Stored dataset items:
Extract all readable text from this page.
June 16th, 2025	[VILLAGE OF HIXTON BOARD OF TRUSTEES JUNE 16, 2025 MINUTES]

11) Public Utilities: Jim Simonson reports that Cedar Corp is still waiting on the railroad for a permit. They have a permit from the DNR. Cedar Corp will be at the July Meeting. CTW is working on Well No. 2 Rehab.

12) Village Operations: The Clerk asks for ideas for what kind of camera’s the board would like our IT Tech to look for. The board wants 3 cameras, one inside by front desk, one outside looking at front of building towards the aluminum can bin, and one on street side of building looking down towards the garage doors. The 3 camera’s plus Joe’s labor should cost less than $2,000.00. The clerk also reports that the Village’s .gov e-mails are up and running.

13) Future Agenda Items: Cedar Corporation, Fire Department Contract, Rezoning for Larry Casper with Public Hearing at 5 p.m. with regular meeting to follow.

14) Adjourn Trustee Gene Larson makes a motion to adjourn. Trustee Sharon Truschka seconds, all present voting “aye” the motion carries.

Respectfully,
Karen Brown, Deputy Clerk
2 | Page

◆ WHAT YOU WILL DO
Reproduce the records exactly as they appear.

◆ ANSWER FOR THIS EXERCISE
Extract all readable text from this page.
June 16th, 2025	[VILLAGE OF HIXTON BOARD OF TRUSTEES JUNE 16, 2025 MINUTES]

11) Public Utilities: Jim Simonson reports that Cedar Corp is still waiting on the railroad for a permit. They have a permit from the DNR. Cedar Corp will be at the July Meeting. CTW is working on Well No. 2 Rehab.

12) Village Operations: The Clerk asks for ideas for what kind of camera’s the board would like our IT Tech to look for. The board wants 3 cameras, one inside by front desk, one outside looking at front of building towards the aluminum can bin, and one on street side of building looking down towards the garage doors. The 3 camera’s plus Joe’s labor should cost less than $2,000.00. The clerk also reports that the Village’s .gov e-mails are up and running.

13) Future Agenda Items: Cedar Corporation, Fire Department Contract, Rezoning for Larry Casper with Public Hearing at 5 p.m. with regular meeting to follow.

14) Adjourn Trustee Gene Larson makes a motion to adjourn. Trustee Sharon Truschka seconds, all present voting “aye” the motion carries.

Respectfully,
Karen Brown, Deputy Clerk
2 | Page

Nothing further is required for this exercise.